__Exercise task__
Copy each line below without leaving any out.

__Excerpted records__
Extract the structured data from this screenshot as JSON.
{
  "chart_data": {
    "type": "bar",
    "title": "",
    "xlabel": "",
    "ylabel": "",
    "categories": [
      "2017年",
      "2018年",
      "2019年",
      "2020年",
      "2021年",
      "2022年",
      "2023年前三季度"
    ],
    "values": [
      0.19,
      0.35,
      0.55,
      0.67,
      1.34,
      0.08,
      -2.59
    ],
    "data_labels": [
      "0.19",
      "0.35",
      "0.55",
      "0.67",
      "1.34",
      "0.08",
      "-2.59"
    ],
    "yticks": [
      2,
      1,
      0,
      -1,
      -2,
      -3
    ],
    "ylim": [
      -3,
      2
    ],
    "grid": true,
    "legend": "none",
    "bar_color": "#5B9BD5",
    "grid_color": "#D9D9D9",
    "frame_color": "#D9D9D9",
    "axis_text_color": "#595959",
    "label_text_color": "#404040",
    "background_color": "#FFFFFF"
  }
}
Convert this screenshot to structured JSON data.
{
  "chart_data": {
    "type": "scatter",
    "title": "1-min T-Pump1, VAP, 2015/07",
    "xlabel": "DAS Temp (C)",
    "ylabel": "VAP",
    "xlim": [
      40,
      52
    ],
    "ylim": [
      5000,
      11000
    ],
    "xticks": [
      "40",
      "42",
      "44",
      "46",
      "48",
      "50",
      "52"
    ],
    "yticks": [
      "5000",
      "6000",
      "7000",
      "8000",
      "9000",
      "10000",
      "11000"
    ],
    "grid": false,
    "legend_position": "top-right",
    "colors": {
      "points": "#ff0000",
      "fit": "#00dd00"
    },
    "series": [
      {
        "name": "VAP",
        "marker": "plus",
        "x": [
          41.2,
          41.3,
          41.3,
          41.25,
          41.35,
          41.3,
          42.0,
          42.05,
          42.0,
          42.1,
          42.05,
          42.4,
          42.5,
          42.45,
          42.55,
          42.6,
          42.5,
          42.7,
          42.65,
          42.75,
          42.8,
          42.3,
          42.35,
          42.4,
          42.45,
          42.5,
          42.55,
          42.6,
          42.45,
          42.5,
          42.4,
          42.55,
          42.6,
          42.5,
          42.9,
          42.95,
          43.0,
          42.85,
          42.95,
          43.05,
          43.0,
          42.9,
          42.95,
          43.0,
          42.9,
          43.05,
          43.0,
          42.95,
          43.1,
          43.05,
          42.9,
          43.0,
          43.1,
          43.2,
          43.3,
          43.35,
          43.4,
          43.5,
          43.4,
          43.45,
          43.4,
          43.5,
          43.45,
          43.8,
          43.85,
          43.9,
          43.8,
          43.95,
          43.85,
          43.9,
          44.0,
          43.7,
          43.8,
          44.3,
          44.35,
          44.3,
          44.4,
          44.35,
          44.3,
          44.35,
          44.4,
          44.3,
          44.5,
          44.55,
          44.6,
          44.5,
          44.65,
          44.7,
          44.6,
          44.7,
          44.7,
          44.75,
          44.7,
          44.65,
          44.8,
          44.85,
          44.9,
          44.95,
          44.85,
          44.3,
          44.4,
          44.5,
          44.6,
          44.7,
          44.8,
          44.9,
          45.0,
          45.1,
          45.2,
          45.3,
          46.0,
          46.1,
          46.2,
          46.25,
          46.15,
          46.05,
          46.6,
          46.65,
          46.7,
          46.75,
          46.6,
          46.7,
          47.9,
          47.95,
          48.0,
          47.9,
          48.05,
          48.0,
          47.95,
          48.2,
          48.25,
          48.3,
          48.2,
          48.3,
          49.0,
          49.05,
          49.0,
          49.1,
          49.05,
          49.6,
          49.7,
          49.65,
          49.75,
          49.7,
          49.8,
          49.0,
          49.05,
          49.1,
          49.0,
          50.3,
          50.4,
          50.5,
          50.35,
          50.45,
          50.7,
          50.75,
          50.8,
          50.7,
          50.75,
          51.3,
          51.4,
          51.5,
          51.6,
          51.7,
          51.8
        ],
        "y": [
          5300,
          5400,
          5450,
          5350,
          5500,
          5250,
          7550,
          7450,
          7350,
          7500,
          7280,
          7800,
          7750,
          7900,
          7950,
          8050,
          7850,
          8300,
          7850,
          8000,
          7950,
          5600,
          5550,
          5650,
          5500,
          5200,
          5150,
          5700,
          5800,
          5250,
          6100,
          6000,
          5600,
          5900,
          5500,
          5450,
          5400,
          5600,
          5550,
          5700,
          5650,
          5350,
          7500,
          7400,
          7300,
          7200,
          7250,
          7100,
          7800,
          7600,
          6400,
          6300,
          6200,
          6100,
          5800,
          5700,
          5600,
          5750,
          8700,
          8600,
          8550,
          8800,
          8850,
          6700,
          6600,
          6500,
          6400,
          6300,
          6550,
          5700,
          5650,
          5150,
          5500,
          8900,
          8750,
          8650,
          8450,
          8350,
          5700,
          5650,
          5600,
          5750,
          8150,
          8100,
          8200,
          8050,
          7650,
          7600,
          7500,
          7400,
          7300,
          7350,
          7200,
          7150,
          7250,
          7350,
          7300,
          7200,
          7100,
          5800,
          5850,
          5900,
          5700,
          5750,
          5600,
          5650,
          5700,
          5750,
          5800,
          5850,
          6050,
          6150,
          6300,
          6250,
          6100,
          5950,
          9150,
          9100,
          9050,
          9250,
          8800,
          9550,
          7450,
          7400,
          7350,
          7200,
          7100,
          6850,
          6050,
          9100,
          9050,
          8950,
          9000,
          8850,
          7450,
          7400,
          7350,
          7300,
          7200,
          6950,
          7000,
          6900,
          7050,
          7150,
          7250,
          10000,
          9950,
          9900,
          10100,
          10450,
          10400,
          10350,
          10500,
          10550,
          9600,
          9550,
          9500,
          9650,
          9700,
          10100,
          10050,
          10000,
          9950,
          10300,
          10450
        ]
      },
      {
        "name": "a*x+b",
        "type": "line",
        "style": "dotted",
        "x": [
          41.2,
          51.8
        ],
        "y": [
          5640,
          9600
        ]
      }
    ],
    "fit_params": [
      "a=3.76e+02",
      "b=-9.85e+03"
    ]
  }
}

__Solution to this problem__
Extract the structured data from this screenshot as JSON.
{
  "chart_data": {
    "type": "bar",
    "title": "",
    "xlabel": "",
    "ylabel": "",
    "categories": [
      "2017年",
      "2018年",
      "2019年",
      "2020年",
      "2021年",
      "2022年",
      "2023年前三季度"
    ],
    "values": [
      0.19,
      0.35,
      0.55,
      0.67,
      1.34,
      0.08,
      -2.59
    ],
    "data_labels": [
      "0.19",
      "0.35",
      "0.55",
      "0.67",
      "1.34",
      "0.08",
      "-2.59"
    ],
    "yticks": [
      2,
      1,
      0,
      -1,
      -2,
      -3
    ],
    "ylim": [
      -3,
      2
    ],
    "grid": true,
    "legend": "none",
    "bar_color": "#5B9BD5",
    "grid_color": "#D9D9D9",
    "frame_color": "#D9D9D9",
    "axis_text_color": "#595959",
    "label_text_color": "#404040",
    "background_color": "#FFFFFF"
  }
}
Convert this screenshot to structured JSON data.
{
  "chart_data": {
    "type": "scatter",
    "title": "1-min T-Pump1, VAP, 2015/07",
    "xlabel": "DAS Temp (C)",
    "ylabel": "VAP",
    "xlim": [
      40,
      52
    ],
    "ylim": [
      5000,
      11000
    ],
    "xticks": [
      "40",
      "42",
      "44",
      "46",
      "48",
      "50",
      "52"
    ],
    "yticks": [
      "5000",
      "6000",
      "7000",
      "8000",
      "9000",
      "10000",
      "11000"
    ],
    "grid": false,
    "legend_position": "top-right",
    "colors": {
      "points": "#ff0000",
      "fit": "#00dd00"
    },
    "series": [
      {
        "name": "VAP",
        "marker": "plus",
        "x": [
          41.2,
          41.3,
          41.3,
          41.25,
          41.35,
          41.3,
          42.0,
          42.05,
          42.0,
          42.1,
          42.05,
          42.4,
          42.5,
          42.45,
          42.55,
          42.6,
          42.5,
          42.7,
          42.65,
          42.75,
          42.8,
          42.3,
          42.35,
          42.4,
          42.45,
          42.5,
          42.55,
          42.6,
          42.45,
          42.5,
          42.4,
          42.55,
          42.6,
          42.5,
          42.9,
          42.95,
          43.0,
          42.85,
          42.95,
          43.05,
          43.0,
          42.9,
          42.95,
          43.0,
          42.9,
          43.05,
          43.0,
          42.95,
          43.1,
          43.05,
          42.9,
          43.0,
          43.1,
          43.2,
          43.3,
          43.35,
          43.4,
          43.5,
          43.4,
          43.45,
          43.4,
          43.5,
          43.45,
          43.8,
          43.85,
          43.9,
          43.8,
          43.95,
          43.85,
          43.9,
          44.0,
          43.7,
          43.8,
          44.3,
          44.35,
          44.3,
          44.4,
          44.35,
          44.3,
          44.35,
          44.4,
          44.3,
          44.5,
          44.55,
          44.6,
          44.5,
          44.65,
          44.7,
          44.6,
          44.7,
          44.7,
          44.75,
          44.7,
          44.65,
          44.8,
          44.85,
          44.9,
          44.95,
          44.85,
          44.3,
          44.4,
          44.5,
          44.6,
          44.7,
          44.8,
          44.9,
          45.0,
          45.1,
          45.2,
          45.3,
          46.0,
          46.1,
          46.2,
          46.25,
          46.15,
          46.05,
          46.6,
          46.65,
          46.7,
          46.75,
          46.6,
          46.7,
          47.9,
          47.95,
          48.0,
          47.9,
          48.05,
          48.0,
          47.95,
          48.2,
          48.25,
          48.3,
          48.2,
          48.3,
          49.0,
          49.05,
          49.0,
          49.1,
          49.05,
          49.6,
          49.7,
          49.65,
          49.75,
          49.7,
          49.8,
          49.0,
          49.05,
          49.1,
          49.0,
          50.3,
          50.4,
          50.5,
          50.35,
          50.45,
          50.7,
          50.75,
          50.8,
          50.7,
          50.75,
          51.3,
          51.4,
          51.5,
          51.6,
          51.7,
          51.8
        ],
        "y": [
          5300,
          5400,
          5450,
          5350,
          5500,
          5250,
          7550,
          7450,
          7350,
          7500,
          7280,
          7800,
          7750,
          7900,
          7950,
          8050,
          7850,
          8300,
          7850,
          8000,
          7950,
          5600,
          5550,
          5650,
          5500,
          5200,
          5150,
          5700,
          5800,
          5250,
          6100,
          6000,
          5600,
          5900,
          5500,
          5450,
          5400,
          5600,
          5550,
          5700,
          5650,
          5350,
          7500,
          7400,
          7300,
          7200,
          7250,
          7100,
          7800,
          7600,
          6400,
          6300,
          6200,
          6100,
          5800,
          5700,
          5600,
          5750,
          8700,
          8600,
          8550,
          8800,
          8850,
          6700,
          6600,
          6500,
          6400,
          6300,
          6550,
          5700,
          5650,
          5150,
          5500,
          8900,
          8750,
          8650,
          8450,
          8350,
          5700,
          5650,
          5600,
          5750,
          8150,
          8100,
          8200,
          8050,
          7650,
          7600,
          7500,
          7400,
          7300,
          7350,
          7200,
          7150,
          7250,
          7350,
          7300,
          7200,
          7100,
          5800,
          5850,
          5900,
          5700,
          5750,
          5600,
          5650,
          5700,
          5750,
          5800,
          5850,
          6050,
          6150,
          6300,
          6250,
          6100,
          5950,
          9150,
          9100,
          9050,
          9250,
          8800,
          9550,
          7450,
          7400,
          7350,
          7200,
          7100,
          6850,
          6050,
          9100,
          9050,
          8950,
          9000,
          8850,
          7450,
          7400,
          7350,
          7300,
          7200,
          6950,
          7000,
          6900,
          7050,
          7150,
          7250,
          10000,
          9950,
          9900,
          10100,
          10450,
          10400,
          10350,
          10500,
          10550,
          9600,
          9550,
          9500,
          9650,
          9700,
          10100,
          10050,
          10000,
          9950,
          10300,
          10450
        ]
      },
      {
        "name": "a*x+b",
        "type": "line",
        "style": "dotted",
        "x": [
          41.2,
          51.8
        ],
        "y": [
          5640,
          9600
        ]
      }
    ],
    "fit_params": [
      "a=3.76e+02",
      "b=-9.85e+03"
    ]
  }
}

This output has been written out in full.